Data excerpts:
----------------

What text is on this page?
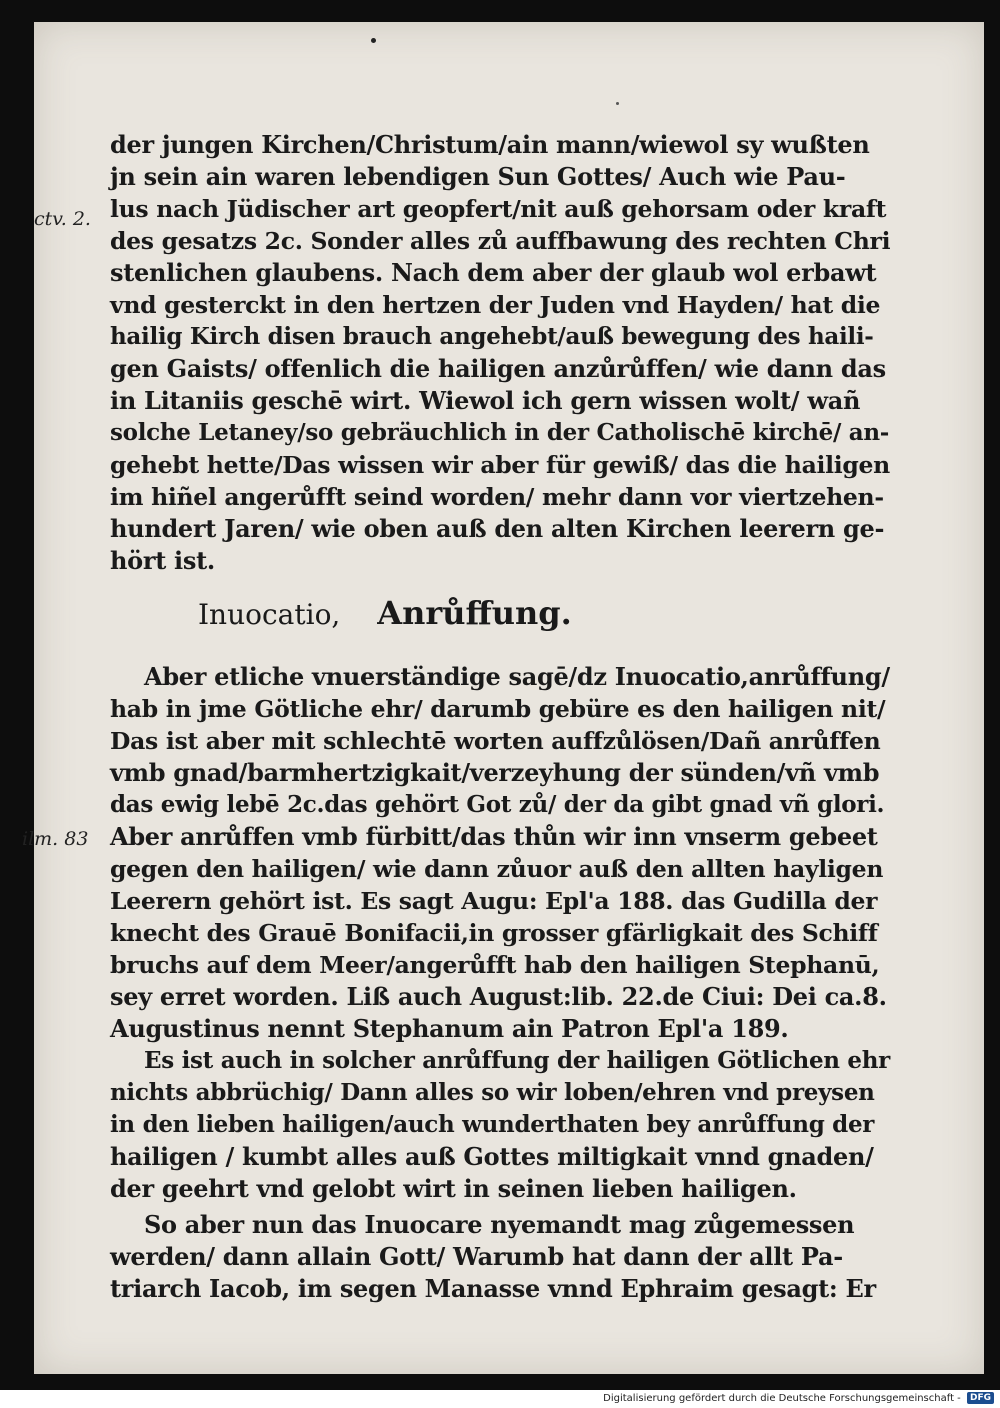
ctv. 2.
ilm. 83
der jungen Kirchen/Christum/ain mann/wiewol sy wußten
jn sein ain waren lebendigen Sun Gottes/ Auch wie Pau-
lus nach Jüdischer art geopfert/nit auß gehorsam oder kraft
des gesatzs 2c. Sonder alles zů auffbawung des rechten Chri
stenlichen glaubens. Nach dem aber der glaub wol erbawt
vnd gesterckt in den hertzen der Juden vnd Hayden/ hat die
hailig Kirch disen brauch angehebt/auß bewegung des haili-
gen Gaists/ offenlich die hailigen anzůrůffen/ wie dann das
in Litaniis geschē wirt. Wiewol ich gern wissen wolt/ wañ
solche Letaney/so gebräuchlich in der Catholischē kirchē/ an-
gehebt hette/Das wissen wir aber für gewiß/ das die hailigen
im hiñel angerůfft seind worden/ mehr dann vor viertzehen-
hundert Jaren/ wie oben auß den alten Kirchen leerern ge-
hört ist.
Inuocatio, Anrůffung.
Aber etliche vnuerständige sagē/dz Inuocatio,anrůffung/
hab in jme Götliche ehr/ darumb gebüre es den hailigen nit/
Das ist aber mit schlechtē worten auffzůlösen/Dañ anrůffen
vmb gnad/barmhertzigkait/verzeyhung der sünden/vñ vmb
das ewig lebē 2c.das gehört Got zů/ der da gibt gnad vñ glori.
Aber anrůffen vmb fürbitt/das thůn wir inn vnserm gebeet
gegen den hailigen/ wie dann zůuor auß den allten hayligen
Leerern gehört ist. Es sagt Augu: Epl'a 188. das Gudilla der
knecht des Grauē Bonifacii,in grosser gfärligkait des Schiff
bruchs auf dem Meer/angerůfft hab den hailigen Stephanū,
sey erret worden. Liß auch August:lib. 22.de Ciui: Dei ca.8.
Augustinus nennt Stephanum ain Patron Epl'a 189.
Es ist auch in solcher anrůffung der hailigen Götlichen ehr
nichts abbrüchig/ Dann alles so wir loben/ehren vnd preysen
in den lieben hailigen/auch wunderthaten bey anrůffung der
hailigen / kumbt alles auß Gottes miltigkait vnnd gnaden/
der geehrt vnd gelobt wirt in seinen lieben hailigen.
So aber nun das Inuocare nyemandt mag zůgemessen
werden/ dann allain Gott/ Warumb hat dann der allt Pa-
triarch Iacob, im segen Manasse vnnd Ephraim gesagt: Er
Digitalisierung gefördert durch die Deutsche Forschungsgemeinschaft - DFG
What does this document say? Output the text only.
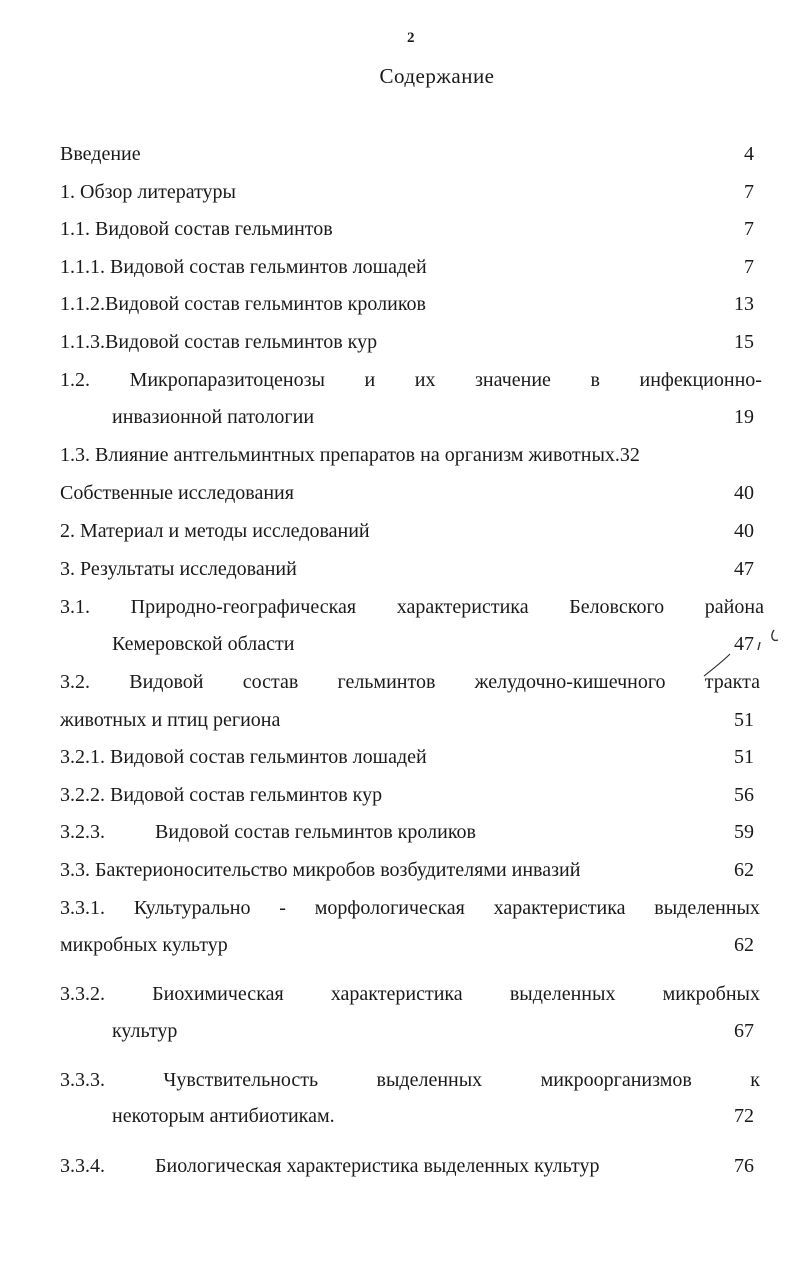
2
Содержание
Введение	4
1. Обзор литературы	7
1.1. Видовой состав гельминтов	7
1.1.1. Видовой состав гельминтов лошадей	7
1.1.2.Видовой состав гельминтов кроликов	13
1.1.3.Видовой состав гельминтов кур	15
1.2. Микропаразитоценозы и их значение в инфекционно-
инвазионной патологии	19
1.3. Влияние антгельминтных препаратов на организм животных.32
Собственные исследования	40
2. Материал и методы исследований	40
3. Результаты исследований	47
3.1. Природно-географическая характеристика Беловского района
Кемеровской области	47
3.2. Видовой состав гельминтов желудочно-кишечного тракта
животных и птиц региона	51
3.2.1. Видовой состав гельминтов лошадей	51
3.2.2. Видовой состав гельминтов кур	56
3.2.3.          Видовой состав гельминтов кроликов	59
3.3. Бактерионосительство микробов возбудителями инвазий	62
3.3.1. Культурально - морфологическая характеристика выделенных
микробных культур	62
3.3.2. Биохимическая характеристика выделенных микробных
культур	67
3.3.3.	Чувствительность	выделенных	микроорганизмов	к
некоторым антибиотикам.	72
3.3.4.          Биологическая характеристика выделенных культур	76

----------------

* **Task requirements**
Of the lines above, how many include the word "What"? Reply with the number only.

* **Correct response**
2